### Problem details:
Show every line in the listing below that contains the word "Least".

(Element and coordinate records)
==================================================

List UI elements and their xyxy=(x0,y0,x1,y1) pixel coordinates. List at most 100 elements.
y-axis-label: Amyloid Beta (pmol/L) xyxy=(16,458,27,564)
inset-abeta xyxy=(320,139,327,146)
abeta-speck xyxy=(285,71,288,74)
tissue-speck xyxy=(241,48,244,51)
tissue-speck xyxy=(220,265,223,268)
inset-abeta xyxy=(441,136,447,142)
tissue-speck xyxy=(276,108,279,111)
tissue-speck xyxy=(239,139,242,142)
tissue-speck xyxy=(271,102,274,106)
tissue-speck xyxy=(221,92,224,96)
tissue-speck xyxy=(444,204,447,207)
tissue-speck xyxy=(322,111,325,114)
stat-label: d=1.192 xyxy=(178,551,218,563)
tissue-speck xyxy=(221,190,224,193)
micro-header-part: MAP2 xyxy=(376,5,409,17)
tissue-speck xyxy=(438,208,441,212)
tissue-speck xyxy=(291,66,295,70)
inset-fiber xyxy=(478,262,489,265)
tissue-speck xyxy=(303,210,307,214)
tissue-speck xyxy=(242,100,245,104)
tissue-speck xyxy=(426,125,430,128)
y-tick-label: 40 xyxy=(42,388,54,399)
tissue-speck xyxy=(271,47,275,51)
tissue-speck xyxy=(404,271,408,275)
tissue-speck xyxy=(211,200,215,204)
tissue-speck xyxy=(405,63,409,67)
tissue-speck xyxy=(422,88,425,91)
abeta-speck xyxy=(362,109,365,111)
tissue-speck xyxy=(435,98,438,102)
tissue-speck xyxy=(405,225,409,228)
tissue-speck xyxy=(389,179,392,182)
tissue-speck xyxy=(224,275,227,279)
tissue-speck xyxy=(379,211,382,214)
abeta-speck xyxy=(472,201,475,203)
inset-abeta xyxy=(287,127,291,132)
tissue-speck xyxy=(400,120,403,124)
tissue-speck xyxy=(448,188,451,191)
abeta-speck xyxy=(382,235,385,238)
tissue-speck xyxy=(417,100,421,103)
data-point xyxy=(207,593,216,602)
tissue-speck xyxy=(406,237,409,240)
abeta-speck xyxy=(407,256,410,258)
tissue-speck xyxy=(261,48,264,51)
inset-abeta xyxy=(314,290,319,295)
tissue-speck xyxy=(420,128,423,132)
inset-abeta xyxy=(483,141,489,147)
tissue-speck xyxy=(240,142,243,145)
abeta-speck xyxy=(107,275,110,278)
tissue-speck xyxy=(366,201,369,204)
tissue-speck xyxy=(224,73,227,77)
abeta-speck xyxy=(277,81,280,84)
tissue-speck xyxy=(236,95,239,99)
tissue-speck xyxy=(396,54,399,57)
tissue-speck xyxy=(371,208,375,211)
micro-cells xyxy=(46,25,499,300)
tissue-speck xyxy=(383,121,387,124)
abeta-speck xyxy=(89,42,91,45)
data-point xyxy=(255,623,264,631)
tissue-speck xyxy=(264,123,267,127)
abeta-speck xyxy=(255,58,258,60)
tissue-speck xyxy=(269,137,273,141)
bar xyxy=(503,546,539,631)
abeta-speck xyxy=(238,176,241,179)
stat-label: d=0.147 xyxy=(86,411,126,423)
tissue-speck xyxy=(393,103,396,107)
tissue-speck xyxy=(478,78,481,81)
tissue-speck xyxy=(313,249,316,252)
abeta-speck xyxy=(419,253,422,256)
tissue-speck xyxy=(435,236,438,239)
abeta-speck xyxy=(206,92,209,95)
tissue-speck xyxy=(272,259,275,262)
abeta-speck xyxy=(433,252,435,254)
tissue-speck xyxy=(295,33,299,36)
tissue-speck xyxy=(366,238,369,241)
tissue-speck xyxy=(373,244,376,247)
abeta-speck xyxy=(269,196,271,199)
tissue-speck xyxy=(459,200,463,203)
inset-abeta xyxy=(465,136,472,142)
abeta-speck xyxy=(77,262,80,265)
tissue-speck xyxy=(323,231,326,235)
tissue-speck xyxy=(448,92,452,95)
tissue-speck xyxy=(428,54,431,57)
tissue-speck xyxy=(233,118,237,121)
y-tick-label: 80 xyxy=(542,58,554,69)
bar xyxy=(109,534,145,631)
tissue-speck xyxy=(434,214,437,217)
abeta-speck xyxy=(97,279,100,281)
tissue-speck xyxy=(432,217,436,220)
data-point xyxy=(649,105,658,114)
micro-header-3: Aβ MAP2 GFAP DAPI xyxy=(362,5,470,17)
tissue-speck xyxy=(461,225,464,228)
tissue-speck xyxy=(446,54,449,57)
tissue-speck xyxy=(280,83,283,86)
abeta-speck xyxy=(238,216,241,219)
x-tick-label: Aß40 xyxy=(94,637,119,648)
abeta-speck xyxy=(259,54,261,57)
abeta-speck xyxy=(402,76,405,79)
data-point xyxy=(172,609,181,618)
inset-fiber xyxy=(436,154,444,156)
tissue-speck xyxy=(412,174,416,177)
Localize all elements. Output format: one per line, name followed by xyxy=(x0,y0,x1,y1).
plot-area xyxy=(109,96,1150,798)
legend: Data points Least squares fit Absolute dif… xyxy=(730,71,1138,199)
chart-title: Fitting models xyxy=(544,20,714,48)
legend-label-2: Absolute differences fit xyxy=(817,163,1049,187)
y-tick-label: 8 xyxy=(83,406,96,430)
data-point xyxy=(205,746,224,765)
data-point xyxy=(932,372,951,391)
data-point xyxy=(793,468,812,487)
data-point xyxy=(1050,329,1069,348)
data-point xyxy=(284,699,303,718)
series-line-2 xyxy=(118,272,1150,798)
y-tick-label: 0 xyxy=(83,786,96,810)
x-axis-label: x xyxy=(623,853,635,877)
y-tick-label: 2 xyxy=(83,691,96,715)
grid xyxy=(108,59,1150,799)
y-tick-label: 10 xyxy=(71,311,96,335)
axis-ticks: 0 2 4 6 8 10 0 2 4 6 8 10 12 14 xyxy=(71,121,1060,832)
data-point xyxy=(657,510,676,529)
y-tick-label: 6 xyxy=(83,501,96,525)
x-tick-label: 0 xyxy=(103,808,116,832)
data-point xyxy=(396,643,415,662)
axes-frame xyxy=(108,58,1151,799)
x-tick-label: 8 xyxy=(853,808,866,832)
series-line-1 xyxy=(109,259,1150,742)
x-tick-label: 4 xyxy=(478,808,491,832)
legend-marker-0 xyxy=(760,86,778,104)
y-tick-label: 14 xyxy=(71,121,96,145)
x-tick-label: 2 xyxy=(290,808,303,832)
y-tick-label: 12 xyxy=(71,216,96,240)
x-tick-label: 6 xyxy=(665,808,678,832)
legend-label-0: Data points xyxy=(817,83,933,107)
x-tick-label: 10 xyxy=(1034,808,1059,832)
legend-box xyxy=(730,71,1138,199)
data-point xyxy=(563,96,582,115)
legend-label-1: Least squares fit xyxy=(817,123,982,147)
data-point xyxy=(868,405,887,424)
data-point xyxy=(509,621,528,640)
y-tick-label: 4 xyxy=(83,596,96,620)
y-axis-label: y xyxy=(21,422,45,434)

==================================================

### Response:
legend: Data points Least squares fit Absolute dif… xyxy=(730,71,1138,199)
legend-label-1: Least squares fit xyxy=(817,123,982,147)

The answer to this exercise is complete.